Please rewrite the lines from the one containing "annotation: NH [592,394,619,415]" to the one containing "y-tick-label: 0 [82,214,94,236]", switching "legend-label" to "legend-entry" and leaving everything else unchanged.
↓↓↓
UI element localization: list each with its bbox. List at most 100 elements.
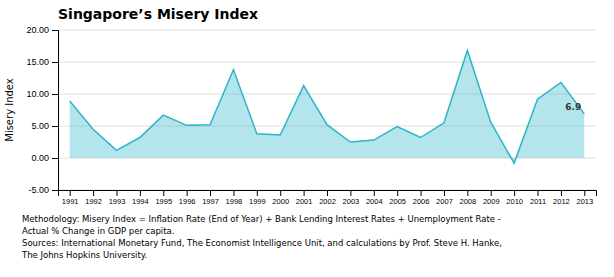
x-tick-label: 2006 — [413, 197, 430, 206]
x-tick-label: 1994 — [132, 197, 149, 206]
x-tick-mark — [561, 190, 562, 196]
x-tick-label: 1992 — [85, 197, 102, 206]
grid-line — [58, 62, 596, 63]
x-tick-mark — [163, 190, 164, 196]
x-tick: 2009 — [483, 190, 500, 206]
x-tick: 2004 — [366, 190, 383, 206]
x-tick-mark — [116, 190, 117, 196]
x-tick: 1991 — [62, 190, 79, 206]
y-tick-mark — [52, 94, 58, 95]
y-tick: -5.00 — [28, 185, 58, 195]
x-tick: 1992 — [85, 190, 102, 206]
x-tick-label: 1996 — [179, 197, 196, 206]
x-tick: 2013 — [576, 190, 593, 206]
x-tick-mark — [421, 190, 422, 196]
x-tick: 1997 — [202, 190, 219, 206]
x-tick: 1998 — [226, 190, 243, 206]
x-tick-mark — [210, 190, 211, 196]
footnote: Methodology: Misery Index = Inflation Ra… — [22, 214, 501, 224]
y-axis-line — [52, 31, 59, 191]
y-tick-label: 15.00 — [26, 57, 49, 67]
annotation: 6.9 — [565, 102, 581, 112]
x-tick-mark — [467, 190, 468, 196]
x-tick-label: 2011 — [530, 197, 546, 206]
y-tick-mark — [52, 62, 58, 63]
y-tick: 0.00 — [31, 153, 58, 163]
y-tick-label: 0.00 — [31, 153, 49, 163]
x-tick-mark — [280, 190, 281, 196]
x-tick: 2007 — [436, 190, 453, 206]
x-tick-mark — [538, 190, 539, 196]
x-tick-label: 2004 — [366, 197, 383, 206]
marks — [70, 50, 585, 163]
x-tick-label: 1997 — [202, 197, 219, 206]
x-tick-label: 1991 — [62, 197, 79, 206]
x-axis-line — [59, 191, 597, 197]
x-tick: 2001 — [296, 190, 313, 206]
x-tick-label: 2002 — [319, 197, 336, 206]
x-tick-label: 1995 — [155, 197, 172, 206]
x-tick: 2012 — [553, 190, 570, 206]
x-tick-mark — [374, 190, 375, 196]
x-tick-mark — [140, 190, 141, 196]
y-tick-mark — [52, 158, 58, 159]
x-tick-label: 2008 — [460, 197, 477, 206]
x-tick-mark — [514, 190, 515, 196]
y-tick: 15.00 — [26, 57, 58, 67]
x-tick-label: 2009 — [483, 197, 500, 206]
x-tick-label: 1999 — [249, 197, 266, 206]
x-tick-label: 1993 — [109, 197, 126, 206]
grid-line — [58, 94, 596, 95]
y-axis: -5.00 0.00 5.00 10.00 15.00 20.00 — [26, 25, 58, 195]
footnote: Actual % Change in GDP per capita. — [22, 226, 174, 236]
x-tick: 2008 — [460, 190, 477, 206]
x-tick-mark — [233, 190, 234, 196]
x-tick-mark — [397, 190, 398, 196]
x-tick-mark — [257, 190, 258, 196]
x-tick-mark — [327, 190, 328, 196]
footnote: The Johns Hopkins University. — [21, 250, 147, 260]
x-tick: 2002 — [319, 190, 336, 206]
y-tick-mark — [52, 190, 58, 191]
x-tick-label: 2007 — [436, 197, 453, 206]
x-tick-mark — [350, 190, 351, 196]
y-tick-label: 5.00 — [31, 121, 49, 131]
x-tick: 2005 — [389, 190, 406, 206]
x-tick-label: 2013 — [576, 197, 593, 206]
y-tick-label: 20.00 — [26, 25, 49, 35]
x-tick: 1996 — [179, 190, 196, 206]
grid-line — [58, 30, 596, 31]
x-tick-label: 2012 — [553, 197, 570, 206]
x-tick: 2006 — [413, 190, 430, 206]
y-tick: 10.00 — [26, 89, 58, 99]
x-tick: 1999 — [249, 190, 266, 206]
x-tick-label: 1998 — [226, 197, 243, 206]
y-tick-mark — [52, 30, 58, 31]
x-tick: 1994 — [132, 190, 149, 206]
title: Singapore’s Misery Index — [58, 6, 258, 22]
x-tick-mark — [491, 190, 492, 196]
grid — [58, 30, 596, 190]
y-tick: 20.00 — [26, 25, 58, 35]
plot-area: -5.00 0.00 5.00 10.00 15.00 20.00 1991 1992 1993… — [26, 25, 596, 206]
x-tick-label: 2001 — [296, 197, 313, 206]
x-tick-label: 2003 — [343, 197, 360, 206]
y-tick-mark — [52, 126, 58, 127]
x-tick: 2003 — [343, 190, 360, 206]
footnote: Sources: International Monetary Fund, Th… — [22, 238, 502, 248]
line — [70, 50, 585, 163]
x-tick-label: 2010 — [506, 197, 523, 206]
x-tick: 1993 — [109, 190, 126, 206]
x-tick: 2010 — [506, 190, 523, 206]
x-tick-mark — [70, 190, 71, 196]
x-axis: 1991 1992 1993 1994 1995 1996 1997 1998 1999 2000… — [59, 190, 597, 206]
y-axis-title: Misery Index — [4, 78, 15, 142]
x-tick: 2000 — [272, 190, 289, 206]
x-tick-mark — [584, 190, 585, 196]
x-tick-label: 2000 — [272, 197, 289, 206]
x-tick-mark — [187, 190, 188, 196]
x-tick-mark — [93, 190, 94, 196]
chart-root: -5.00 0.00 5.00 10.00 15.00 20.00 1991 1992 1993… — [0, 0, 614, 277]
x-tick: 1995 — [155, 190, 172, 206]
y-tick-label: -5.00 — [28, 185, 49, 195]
↑↑↑
↓↓↓
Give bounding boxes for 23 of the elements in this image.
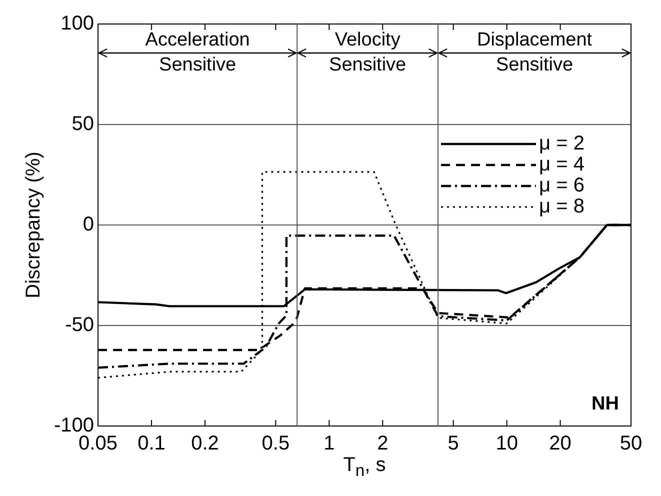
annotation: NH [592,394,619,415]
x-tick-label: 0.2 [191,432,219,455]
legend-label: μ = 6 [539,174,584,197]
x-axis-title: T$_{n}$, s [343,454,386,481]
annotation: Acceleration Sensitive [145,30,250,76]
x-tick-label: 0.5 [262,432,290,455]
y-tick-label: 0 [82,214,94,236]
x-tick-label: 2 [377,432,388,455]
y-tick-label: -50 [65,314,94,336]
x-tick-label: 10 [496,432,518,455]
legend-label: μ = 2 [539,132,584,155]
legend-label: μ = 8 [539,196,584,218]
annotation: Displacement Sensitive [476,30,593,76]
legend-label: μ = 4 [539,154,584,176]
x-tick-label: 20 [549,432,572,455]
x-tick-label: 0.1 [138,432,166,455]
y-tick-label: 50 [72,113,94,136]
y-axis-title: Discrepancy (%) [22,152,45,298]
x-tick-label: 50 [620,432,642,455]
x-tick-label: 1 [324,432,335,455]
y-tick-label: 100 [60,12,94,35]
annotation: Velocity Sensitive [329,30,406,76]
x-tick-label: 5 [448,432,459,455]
↑↑↑
■ **Output**
annotation: NH [592,394,619,415]
x-tick-label: 0.2 [191,432,219,455]
legend-entry: μ = 6 [539,174,584,197]
x-axis-title: T$_{n}$, s [343,454,386,481]
annotation: Acceleration Sensitive [145,30,250,76]
x-tick-label: 0.5 [262,432,290,455]
y-tick-label: 0 [82,214,94,236]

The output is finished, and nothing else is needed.